**Entries:**
○ ○ ○
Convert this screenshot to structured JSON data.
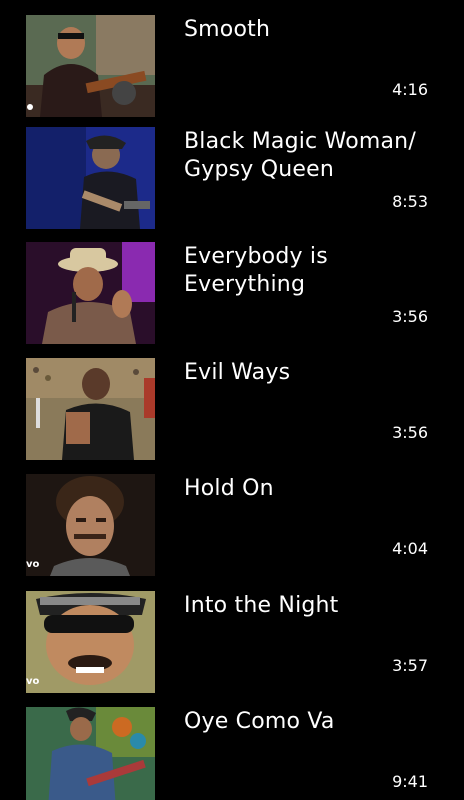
{
  "videos": [
    {
      "title": "Smooth",
      "duration": "4:16",
      "badge": ""
    },
    {
      "title": "Black Magic Woman/ Gypsy Queen",
      "duration": "8:53",
      "badge": ""
    },
    {
      "title": "Everybody is Everything",
      "duration": "3:56",
      "badge": ""
    },
    {
      "title": "Evil Ways",
      "duration": "3:56",
      "badge": ""
    },
    {
      "title": "Hold On",
      "duration": "4:04",
      "badge": "vo"
    },
    {
      "title": "Into the Night",
      "duration": "3:57",
      "badge": "vo"
    },
    {
      "title": "Oye Como Va",
      "duration": "9:41",
      "badge": ""
    }
  ],
  "colors": {
    "background": "#000000",
    "text": "#ffffff"
  }
}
○ ○ ○
**What the exercise asks:** Using the listing above, list every line in which the string "duration" occurs.

**Written solution:**
      "duration": "4:16",
      "duration": "8:53",
      "duration": "3:56",
      "duration": "3:56",
      "duration": "4:04",
      "duration": "3:57",
      "duration": "9:41",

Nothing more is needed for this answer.